-- Problem --
Your task is to output the listing word for word, with pictures excluded.

Start Material

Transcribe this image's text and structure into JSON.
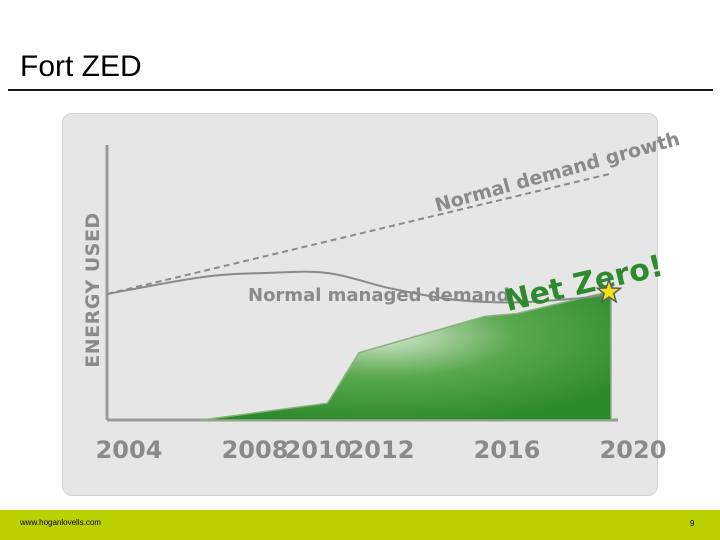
{
  "slide": {
    "title": "Fort ZED",
    "footer_url": "www.hoganlovells.com",
    "page_number": "9"
  },
  "colors": {
    "footer_bar": "#bccf00",
    "area_fill": "#2f8f2f",
    "area_highlight": "#d6e7cf",
    "net_zero_text": "#2f8a2f",
    "star": "#f4e01a",
    "axis_text": "#8a8a8a",
    "frame": "#e6e6e6"
  },
  "chart_data": {
    "type": "area",
    "ylabel": "ENERGY USED",
    "tick_labels": [
      "2004",
      "2008",
      "2010",
      "2012",
      "2016",
      "2020"
    ],
    "xlim": [
      2004,
      2020
    ],
    "ylim": [
      0,
      100
    ],
    "grid": false,
    "y_ticks_shown": false,
    "series": [
      {
        "name": "Normal demand growth",
        "style": "dashed",
        "x": [
          2004,
          2020
        ],
        "y": [
          45,
          88
        ]
      },
      {
        "name": "Normal managed demand",
        "style": "solid",
        "x": [
          2004,
          2007,
          2009,
          2011,
          2013,
          2015,
          2017,
          2019,
          2020
        ],
        "y": [
          45,
          51,
          52.5,
          52.5,
          47,
          43,
          42,
          43.5,
          45
        ]
      },
      {
        "name": "",
        "style": "filled-area",
        "x": [
          2007,
          2011,
          2012,
          2016,
          2017,
          2020
        ],
        "y": [
          0,
          6,
          24,
          37,
          38,
          46
        ]
      }
    ],
    "annotations": [
      {
        "text": "Net Zero!",
        "x": 2018.3,
        "y": 56
      },
      {
        "text": "★",
        "x": 2020,
        "y": 45
      }
    ]
  }
}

End Material

-- The answer --
Transcribe this image's text and structure into JSON.
{
  "slide": {
    "title": "Fort ZED",
    "footer_url": "www.hoganlovells.com",
    "page_number": "9"
  },
  "colors": {
    "footer_bar": "#bccf00",
    "area_fill": "#2f8f2f",
    "area_highlight": "#d6e7cf",
    "net_zero_text": "#2f8a2f",
    "star": "#f4e01a",
    "axis_text": "#8a8a8a",
    "frame": "#e6e6e6"
  },
  "chart_data": {
    "type": "area",
    "ylabel": "ENERGY USED",
    "tick_labels": [
      "2004",
      "2008",
      "2010",
      "2012",
      "2016",
      "2020"
    ],
    "xlim": [
      2004,
      2020
    ],
    "ylim": [
      0,
      100
    ],
    "grid": false,
    "y_ticks_shown": false,
    "series": [
      {
        "name": "Normal demand growth",
        "style": "dashed",
        "x": [
          2004,
          2020
        ],
        "y": [
          45,
          88
        ]
      },
      {
        "name": "Normal managed demand",
        "style": "solid",
        "x": [
          2004,
          2007,
          2009,
          2011,
          2013,
          2015,
          2017,
          2019,
          2020
        ],
        "y": [
          45,
          51,
          52.5,
          52.5,
          47,
          43,
          42,
          43.5,
          45
        ]
      },
      {
        "name": "",
        "style": "filled-area",
        "x": [
          2007,
          2011,
          2012,
          2016,
          2017,
          2020
        ],
        "y": [
          0,
          6,
          24,
          37,
          38,
          46
        ]
      }
    ],
    "annotations": [
      {
        "text": "Net Zero!",
        "x": 2018.3,
        "y": 56
      },
      {
        "text": "★",
        "x": 2020,
        "y": 45
      }
    ]
  }
}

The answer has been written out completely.